Exercise description - Reply with nothing but the number of lines in the data below where the word "color" occurs.

Data under study -
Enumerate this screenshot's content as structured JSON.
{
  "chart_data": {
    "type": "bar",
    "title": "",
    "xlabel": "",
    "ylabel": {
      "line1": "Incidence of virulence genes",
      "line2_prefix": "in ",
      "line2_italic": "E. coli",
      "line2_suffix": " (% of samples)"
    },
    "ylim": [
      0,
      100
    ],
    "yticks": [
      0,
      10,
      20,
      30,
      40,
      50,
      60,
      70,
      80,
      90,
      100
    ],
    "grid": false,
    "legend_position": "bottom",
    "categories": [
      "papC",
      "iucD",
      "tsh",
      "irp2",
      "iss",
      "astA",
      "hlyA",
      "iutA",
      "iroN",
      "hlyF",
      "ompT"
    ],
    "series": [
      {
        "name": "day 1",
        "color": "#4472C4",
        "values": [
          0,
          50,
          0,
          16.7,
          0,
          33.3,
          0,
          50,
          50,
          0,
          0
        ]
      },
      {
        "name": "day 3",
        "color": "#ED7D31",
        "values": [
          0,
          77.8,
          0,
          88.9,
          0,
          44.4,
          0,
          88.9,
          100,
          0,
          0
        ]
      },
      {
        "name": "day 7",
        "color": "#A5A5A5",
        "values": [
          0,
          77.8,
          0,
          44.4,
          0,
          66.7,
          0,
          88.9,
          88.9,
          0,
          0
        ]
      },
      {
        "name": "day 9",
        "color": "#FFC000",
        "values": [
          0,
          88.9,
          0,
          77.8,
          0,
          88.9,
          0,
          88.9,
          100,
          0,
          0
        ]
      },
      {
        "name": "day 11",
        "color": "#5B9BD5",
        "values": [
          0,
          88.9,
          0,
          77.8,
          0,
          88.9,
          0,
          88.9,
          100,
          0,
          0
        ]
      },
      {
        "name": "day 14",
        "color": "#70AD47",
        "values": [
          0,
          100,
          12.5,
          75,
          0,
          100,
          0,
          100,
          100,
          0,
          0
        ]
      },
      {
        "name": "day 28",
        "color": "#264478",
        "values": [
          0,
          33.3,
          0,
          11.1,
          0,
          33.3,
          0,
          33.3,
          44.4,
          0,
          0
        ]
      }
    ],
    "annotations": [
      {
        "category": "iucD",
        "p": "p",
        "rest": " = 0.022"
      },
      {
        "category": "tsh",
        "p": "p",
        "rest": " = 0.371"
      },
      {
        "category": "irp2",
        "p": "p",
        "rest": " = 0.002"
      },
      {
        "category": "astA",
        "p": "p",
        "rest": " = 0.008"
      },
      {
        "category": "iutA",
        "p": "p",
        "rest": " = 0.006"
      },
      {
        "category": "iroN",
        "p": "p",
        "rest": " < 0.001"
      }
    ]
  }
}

Result - 7